## EXERCISE DETAILS
Copy out all lines that carry the word "болуы".

## Dataset rows
=======
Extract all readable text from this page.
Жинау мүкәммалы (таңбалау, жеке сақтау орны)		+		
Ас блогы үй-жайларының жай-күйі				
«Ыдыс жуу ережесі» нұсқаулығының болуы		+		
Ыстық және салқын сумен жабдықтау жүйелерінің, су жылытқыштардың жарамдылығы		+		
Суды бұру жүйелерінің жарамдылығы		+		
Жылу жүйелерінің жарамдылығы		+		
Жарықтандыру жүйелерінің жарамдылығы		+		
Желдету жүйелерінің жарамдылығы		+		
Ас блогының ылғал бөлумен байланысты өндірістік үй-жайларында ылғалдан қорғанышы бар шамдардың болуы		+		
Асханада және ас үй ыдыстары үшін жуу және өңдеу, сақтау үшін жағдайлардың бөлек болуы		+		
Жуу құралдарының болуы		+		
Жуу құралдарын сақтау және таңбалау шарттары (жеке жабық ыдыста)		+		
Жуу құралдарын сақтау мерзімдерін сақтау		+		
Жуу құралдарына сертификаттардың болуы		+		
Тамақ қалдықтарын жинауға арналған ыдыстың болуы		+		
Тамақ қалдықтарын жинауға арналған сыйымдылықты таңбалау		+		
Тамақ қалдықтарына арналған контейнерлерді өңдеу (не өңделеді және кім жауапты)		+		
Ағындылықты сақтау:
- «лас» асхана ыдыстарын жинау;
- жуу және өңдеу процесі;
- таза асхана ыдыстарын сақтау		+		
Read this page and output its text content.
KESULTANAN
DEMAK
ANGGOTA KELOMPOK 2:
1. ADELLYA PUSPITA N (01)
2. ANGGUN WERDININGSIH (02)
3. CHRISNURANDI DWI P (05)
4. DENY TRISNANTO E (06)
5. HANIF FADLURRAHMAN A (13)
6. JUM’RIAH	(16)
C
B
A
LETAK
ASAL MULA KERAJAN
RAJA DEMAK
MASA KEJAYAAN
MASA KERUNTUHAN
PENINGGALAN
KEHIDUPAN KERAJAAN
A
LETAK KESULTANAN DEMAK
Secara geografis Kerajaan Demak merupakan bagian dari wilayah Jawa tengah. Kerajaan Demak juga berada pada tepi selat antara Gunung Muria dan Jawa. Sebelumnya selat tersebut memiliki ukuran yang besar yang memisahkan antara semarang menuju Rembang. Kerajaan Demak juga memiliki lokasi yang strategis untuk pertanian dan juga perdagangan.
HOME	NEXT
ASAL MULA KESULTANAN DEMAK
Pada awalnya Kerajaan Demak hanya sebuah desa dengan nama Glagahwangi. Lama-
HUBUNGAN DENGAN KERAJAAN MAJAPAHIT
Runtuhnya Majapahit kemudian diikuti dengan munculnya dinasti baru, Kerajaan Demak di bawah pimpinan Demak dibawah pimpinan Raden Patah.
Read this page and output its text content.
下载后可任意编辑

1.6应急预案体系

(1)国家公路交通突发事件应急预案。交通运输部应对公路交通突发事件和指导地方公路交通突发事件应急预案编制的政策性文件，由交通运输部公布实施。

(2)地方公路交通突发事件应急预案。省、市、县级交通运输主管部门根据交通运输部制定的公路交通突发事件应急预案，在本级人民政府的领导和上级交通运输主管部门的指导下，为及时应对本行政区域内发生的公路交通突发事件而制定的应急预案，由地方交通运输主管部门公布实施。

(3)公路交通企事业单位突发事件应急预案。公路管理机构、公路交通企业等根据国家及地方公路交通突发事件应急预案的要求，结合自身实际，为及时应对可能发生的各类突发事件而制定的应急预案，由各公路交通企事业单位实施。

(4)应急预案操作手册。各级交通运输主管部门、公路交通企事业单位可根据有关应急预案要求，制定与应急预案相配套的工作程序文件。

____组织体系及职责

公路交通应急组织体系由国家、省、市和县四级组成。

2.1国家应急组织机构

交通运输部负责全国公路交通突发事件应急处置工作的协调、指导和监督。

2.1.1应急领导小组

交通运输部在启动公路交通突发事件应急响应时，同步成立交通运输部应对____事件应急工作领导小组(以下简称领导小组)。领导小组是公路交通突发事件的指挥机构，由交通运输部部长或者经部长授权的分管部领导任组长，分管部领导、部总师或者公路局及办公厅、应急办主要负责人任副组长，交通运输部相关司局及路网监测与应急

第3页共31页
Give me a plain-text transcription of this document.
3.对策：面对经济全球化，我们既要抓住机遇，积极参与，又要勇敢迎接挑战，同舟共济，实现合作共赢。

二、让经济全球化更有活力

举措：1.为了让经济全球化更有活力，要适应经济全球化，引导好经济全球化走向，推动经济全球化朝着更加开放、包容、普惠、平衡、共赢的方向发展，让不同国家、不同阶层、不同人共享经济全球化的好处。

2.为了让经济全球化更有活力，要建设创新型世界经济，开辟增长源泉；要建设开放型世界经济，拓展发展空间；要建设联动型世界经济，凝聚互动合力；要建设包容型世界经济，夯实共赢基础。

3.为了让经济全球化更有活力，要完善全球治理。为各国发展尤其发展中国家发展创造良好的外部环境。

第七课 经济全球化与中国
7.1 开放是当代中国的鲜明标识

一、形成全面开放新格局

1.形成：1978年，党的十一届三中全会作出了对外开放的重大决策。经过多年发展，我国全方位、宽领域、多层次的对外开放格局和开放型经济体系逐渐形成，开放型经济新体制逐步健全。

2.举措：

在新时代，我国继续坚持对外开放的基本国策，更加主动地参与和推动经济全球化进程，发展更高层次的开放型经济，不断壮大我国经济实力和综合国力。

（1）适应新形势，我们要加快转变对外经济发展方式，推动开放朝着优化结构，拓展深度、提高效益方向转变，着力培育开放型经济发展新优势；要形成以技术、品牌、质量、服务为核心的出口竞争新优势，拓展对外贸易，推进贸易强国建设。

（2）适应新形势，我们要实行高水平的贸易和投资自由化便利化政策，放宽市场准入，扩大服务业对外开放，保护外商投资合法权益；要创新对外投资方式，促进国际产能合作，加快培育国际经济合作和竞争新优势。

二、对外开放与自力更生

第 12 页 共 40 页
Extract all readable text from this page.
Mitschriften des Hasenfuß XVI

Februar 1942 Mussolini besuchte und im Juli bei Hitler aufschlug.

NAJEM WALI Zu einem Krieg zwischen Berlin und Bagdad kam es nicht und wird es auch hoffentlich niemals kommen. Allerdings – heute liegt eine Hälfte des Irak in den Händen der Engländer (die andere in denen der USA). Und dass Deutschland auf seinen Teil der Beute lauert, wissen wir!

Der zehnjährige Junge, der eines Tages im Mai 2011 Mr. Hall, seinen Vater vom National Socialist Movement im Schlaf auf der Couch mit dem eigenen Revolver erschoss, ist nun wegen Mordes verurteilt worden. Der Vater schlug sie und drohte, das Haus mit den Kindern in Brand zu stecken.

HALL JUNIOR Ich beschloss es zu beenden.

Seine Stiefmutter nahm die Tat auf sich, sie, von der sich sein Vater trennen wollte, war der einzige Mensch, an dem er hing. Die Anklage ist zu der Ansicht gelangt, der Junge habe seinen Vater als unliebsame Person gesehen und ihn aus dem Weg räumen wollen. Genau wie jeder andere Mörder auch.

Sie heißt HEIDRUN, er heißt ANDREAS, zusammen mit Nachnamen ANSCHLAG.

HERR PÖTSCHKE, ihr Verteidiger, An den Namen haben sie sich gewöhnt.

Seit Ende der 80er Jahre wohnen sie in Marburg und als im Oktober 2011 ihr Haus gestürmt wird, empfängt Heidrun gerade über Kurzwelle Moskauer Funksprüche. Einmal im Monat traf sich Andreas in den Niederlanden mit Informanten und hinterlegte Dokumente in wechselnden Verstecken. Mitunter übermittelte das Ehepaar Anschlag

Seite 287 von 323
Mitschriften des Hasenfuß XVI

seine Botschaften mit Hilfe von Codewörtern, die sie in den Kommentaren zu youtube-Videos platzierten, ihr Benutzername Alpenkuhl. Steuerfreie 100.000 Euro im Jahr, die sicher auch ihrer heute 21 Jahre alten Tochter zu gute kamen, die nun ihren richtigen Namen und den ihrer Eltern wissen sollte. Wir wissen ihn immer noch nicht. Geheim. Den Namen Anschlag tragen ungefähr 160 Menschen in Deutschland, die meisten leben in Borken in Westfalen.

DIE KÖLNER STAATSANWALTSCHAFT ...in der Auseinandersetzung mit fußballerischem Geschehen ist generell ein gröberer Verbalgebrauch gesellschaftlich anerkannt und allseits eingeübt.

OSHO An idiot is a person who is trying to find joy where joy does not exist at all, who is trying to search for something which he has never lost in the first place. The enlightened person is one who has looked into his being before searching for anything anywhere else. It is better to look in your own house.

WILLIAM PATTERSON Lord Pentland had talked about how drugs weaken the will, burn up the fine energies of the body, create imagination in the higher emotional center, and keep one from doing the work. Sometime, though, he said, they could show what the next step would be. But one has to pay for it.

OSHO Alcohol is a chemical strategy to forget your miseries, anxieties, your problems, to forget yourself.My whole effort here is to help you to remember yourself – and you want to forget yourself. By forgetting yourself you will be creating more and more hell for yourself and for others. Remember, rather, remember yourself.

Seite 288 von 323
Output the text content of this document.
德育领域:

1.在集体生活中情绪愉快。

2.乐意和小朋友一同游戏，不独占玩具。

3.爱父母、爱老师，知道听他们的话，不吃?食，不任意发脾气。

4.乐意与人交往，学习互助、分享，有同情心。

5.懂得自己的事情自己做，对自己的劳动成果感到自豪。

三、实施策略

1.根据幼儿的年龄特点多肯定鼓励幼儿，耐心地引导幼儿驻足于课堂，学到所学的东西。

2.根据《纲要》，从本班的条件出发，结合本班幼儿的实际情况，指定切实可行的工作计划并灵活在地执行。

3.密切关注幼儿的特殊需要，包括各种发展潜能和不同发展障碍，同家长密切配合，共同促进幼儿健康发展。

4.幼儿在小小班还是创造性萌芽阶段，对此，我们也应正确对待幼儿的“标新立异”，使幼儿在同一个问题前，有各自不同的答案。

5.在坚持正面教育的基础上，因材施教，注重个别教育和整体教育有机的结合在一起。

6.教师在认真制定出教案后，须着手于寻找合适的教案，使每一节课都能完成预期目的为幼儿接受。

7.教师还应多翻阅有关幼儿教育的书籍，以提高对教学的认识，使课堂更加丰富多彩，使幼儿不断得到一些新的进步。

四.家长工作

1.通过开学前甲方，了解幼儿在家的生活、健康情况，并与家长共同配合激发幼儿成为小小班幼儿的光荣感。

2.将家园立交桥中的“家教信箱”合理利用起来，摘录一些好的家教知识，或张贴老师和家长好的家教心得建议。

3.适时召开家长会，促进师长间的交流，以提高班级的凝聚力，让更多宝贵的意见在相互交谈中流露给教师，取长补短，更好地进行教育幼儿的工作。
=======
## SOLUTION BELOW
«Ыдыс жуу ережесі» нұсқаулығының болуы		+		
Ас блогының ылғал бөлумен байланысты өндірістік үй-жайларында ылғалдан қорғанышы бар шамдардың болуы		+		
Асханада және ас үй ыдыстары үшін жуу және өңдеу, сақтау үшін жағдайлардың бөлек болуы		+		
Жуу құралдарының болуы		+		
Жуу құралдарына сертификаттардың болуы		+		
Тамақ қалдықтарын жинауға арналған ыдыстың болуы		+		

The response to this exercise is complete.